# Source data start

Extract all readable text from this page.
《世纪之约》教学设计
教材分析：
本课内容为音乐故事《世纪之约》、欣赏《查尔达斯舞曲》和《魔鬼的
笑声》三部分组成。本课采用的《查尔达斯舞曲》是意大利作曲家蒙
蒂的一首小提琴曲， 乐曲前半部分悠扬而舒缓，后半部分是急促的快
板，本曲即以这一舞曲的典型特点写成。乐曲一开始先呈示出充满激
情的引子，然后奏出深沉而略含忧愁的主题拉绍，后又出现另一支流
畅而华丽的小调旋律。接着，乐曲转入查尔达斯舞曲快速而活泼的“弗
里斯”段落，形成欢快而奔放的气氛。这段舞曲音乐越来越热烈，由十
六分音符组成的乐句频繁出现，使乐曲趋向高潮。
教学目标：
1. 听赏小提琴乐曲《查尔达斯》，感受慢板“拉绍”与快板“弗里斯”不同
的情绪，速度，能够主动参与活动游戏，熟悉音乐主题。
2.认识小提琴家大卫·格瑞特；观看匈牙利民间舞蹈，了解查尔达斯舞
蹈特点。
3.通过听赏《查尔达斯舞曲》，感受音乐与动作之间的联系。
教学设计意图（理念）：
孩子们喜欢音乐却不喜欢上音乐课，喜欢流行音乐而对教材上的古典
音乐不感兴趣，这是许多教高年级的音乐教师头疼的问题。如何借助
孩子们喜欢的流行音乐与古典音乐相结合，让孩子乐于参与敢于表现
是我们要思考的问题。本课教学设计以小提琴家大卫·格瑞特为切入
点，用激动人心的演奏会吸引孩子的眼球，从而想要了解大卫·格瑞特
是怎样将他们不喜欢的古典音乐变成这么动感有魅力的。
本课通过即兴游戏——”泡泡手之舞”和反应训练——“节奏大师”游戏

# Source data end

Given instruction: Every record shown above must be echoed exactly.

Answer for this exercise:
Extract all readable text from this page.
《世纪之约》教学设计
教材分析：
本课内容为音乐故事《世纪之约》、欣赏《查尔达斯舞曲》和《魔鬼的
笑声》三部分组成。本课采用的《查尔达斯舞曲》是意大利作曲家蒙
蒂的一首小提琴曲， 乐曲前半部分悠扬而舒缓，后半部分是急促的快
板，本曲即以这一舞曲的典型特点写成。乐曲一开始先呈示出充满激
情的引子，然后奏出深沉而略含忧愁的主题拉绍，后又出现另一支流
畅而华丽的小调旋律。接着，乐曲转入查尔达斯舞曲快速而活泼的“弗
里斯”段落，形成欢快而奔放的气氛。这段舞曲音乐越来越热烈，由十
六分音符组成的乐句频繁出现，使乐曲趋向高潮。
教学目标：
1. 听赏小提琴乐曲《查尔达斯》，感受慢板“拉绍”与快板“弗里斯”不同
的情绪，速度，能够主动参与活动游戏，熟悉音乐主题。
2.认识小提琴家大卫·格瑞特；观看匈牙利民间舞蹈，了解查尔达斯舞
蹈特点。
3.通过听赏《查尔达斯舞曲》，感受音乐与动作之间的联系。
教学设计意图（理念）：
孩子们喜欢音乐却不喜欢上音乐课，喜欢流行音乐而对教材上的古典
音乐不感兴趣，这是许多教高年级的音乐教师头疼的问题。如何借助
孩子们喜欢的流行音乐与古典音乐相结合，让孩子乐于参与敢于表现
是我们要思考的问题。本课教学设计以小提琴家大卫·格瑞特为切入
点，用激动人心的演奏会吸引孩子的眼球，从而想要了解大卫·格瑞特
是怎样将他们不喜欢的古典音乐变成这么动感有魅力的。
本课通过即兴游戏——”泡泡手之舞”和反应训练——“节奏大师”游戏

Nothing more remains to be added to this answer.